- _Chart and figure data_:
----

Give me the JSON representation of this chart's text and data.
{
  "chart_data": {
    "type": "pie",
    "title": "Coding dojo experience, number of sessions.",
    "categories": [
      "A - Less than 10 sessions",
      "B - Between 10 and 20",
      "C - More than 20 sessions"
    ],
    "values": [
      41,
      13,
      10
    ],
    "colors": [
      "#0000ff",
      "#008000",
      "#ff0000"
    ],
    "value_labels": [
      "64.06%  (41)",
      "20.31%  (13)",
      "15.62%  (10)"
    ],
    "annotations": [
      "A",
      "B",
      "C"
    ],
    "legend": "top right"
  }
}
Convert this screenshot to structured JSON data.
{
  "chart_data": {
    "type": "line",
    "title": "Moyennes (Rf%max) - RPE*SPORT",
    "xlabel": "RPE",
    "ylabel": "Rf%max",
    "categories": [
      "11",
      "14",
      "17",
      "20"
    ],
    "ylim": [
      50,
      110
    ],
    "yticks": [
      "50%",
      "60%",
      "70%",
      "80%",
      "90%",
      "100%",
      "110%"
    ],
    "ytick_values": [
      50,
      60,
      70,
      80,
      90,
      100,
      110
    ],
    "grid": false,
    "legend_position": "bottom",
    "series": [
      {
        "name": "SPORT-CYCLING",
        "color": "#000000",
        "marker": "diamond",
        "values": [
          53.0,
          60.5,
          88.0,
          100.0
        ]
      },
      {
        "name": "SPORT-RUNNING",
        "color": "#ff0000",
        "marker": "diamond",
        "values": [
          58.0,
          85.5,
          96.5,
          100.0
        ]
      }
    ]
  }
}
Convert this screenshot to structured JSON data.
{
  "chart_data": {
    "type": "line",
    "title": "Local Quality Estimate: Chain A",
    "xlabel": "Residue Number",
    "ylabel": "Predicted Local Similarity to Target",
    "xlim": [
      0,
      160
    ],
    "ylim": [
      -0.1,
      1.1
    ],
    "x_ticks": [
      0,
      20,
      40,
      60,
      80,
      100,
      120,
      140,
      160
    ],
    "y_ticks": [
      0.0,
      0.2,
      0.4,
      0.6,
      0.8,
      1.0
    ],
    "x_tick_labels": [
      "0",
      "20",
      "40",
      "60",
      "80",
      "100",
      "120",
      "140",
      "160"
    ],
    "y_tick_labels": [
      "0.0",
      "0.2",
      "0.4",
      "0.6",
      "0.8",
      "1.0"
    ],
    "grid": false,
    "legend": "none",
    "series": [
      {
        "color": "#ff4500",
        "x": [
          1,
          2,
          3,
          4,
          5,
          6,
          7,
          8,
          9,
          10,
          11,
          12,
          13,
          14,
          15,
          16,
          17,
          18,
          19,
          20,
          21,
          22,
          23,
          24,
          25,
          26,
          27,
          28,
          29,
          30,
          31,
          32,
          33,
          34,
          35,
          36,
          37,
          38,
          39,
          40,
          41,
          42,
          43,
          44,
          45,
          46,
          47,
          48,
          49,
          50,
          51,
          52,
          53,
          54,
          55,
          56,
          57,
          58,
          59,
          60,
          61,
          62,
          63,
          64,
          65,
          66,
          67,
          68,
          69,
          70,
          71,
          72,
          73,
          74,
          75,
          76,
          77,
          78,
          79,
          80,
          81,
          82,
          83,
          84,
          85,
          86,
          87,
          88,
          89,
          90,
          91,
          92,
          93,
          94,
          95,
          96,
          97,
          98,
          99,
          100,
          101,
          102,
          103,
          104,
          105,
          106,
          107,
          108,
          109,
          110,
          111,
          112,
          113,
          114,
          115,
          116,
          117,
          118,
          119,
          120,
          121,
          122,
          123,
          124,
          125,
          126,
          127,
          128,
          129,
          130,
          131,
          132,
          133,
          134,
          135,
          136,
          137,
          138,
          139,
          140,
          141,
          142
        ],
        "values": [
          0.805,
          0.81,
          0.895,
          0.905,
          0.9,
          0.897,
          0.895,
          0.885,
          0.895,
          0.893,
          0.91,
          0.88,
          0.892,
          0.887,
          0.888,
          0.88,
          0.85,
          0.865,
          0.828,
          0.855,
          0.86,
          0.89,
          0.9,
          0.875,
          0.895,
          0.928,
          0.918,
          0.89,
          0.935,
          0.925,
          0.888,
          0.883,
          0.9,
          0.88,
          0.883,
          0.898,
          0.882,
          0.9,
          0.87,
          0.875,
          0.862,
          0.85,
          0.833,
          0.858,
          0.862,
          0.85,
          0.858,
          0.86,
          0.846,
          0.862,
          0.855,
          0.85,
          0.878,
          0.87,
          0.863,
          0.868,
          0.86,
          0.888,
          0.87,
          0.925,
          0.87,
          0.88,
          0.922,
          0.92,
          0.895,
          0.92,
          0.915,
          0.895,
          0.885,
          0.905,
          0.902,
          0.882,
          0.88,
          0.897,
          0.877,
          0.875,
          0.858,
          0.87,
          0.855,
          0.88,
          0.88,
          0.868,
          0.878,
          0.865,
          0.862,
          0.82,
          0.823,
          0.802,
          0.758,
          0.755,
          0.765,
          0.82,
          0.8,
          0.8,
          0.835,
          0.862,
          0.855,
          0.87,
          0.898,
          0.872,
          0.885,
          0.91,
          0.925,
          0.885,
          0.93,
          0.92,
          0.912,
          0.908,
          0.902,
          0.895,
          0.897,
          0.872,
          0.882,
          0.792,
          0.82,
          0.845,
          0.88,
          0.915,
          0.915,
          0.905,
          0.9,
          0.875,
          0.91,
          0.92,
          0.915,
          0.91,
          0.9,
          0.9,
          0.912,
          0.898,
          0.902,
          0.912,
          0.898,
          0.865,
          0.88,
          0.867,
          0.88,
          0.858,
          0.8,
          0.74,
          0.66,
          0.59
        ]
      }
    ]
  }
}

----

- _Task objective_: Write out the entries above word for word.

- _Task solution_:
Give me the JSON representation of this chart's text and data.
{
  "chart_data": {
    "type": "pie",
    "title": "Coding dojo experience, number of sessions.",
    "categories": [
      "A - Less than 10 sessions",
      "B - Between 10 and 20",
      "C - More than 20 sessions"
    ],
    "values": [
      41,
      13,
      10
    ],
    "colors": [
      "#0000ff",
      "#008000",
      "#ff0000"
    ],
    "value_labels": [
      "64.06%  (41)",
      "20.31%  (13)",
      "15.62%  (10)"
    ],
    "annotations": [
      "A",
      "B",
      "C"
    ],
    "legend": "top right"
  }
}
Convert this screenshot to structured JSON data.
{
  "chart_data": {
    "type": "line",
    "title": "Moyennes (Rf%max) - RPE*SPORT",
    "xlabel": "RPE",
    "ylabel": "Rf%max",
    "categories": [
      "11",
      "14",
      "17",
      "20"
    ],
    "ylim": [
      50,
      110
    ],
    "yticks": [
      "50%",
      "60%",
      "70%",
      "80%",
      "90%",
      "100%",
      "110%"
    ],
    "ytick_values": [
      50,
      60,
      70,
      80,
      90,
      100,
      110
    ],
    "grid": false,
    "legend_position": "bottom",
    "series": [
      {
        "name": "SPORT-CYCLING",
        "color": "#000000",
        "marker": "diamond",
        "values": [
          53.0,
          60.5,
          88.0,
          100.0
        ]
      },
      {
        "name": "SPORT-RUNNING",
        "color": "#ff0000",
        "marker": "diamond",
        "values": [
          58.0,
          85.5,
          96.5,
          100.0
        ]
      }
    ]
  }
}
Convert this screenshot to structured JSON data.
{
  "chart_data": {
    "type": "line",
    "title": "Local Quality Estimate: Chain A",
    "xlabel": "Residue Number",
    "ylabel": "Predicted Local Similarity to Target",
    "xlim": [
      0,
      160
    ],
    "ylim": [
      -0.1,
      1.1
    ],
    "x_ticks": [
      0,
      20,
      40,
      60,
      80,
      100,
      120,
      140,
      160
    ],
    "y_ticks": [
      0.0,
      0.2,
      0.4,
      0.6,
      0.8,
      1.0
    ],
    "x_tick_labels": [
      "0",
      "20",
      "40",
      "60",
      "80",
      "100",
      "120",
      "140",
      "160"
    ],
    "y_tick_labels": [
      "0.0",
      "0.2",
      "0.4",
      "0.6",
      "0.8",
      "1.0"
    ],
    "grid": false,
    "legend": "none",
    "series": [
      {
        "color": "#ff4500",
        "x": [
          1,
          2,
          3,
          4,
          5,
          6,
          7,
          8,
          9,
          10,
          11,
          12,
          13,
          14,
          15,
          16,
          17,
          18,
          19,
          20,
          21,
          22,
          23,
          24,
          25,
          26,
          27,
          28,
          29,
          30,
          31,
          32,
          33,
          34,
          35,
          36,
          37,
          38,
          39,
          40,
          41,
          42,
          43,
          44,
          45,
          46,
          47,
          48,
          49,
          50,
          51,
          52,
          53,
          54,
          55,
          56,
          57,
          58,
          59,
          60,
          61,
          62,
          63,
          64,
          65,
          66,
          67,
          68,
          69,
          70,
          71,
          72,
          73,
          74,
          75,
          76,
          77,
          78,
          79,
          80,
          81,
          82,
          83,
          84,
          85,
          86,
          87,
          88,
          89,
          90,
          91,
          92,
          93,
          94,
          95,
          96,
          97,
          98,
          99,
          100,
          101,
          102,
          103,
          104,
          105,
          106,
          107,
          108,
          109,
          110,
          111,
          112,
          113,
          114,
          115,
          116,
          117,
          118,
          119,
          120,
          121,
          122,
          123,
          124,
          125,
          126,
          127,
          128,
          129,
          130,
          131,
          132,
          133,
          134,
          135,
          136,
          137,
          138,
          139,
          140,
          141,
          142
        ],
        "values": [
          0.805,
          0.81,
          0.895,
          0.905,
          0.9,
          0.897,
          0.895,
          0.885,
          0.895,
          0.893,
          0.91,
          0.88,
          0.892,
          0.887,
          0.888,
          0.88,
          0.85,
          0.865,
          0.828,
          0.855,
          0.86,
          0.89,
          0.9,
          0.875,
          0.895,
          0.928,
          0.918,
          0.89,
          0.935,
          0.925,
          0.888,
          0.883,
          0.9,
          0.88,
          0.883,
          0.898,
          0.882,
          0.9,
          0.87,
          0.875,
          0.862,
          0.85,
          0.833,
          0.858,
          0.862,
          0.85,
          0.858,
          0.86,
          0.846,
          0.862,
          0.855,
          0.85,
          0.878,
          0.87,
          0.863,
          0.868,
          0.86,
          0.888,
          0.87,
          0.925,
          0.87,
          0.88,
          0.922,
          0.92,
          0.895,
          0.92,
          0.915,
          0.895,
          0.885,
          0.905,
          0.902,
          0.882,
          0.88,
          0.897,
          0.877,
          0.875,
          0.858,
          0.87,
          0.855,
          0.88,
          0.88,
          0.868,
          0.878,
          0.865,
          0.862,
          0.82,
          0.823,
          0.802,
          0.758,
          0.755,
          0.765,
          0.82,
          0.8,
          0.8,
          0.835,
          0.862,
          0.855,
          0.87,
          0.898,
          0.872,
          0.885,
          0.91,
          0.925,
          0.885,
          0.93,
          0.92,
          0.912,
          0.908,
          0.902,
          0.895,
          0.897,
          0.872,
          0.882,
          0.792,
          0.82,
          0.845,
          0.88,
          0.915,
          0.915,
          0.905,
          0.9,
          0.875,
          0.91,
          0.92,
          0.915,
          0.91,
          0.9,
          0.9,
          0.912,
          0.898,
          0.902,
          0.912,
          0.898,
          0.865,
          0.88,
          0.867,
          0.88,
          0.858,
          0.8,
          0.74,
          0.66,
          0.59
        ]
      }
    ]
  }
}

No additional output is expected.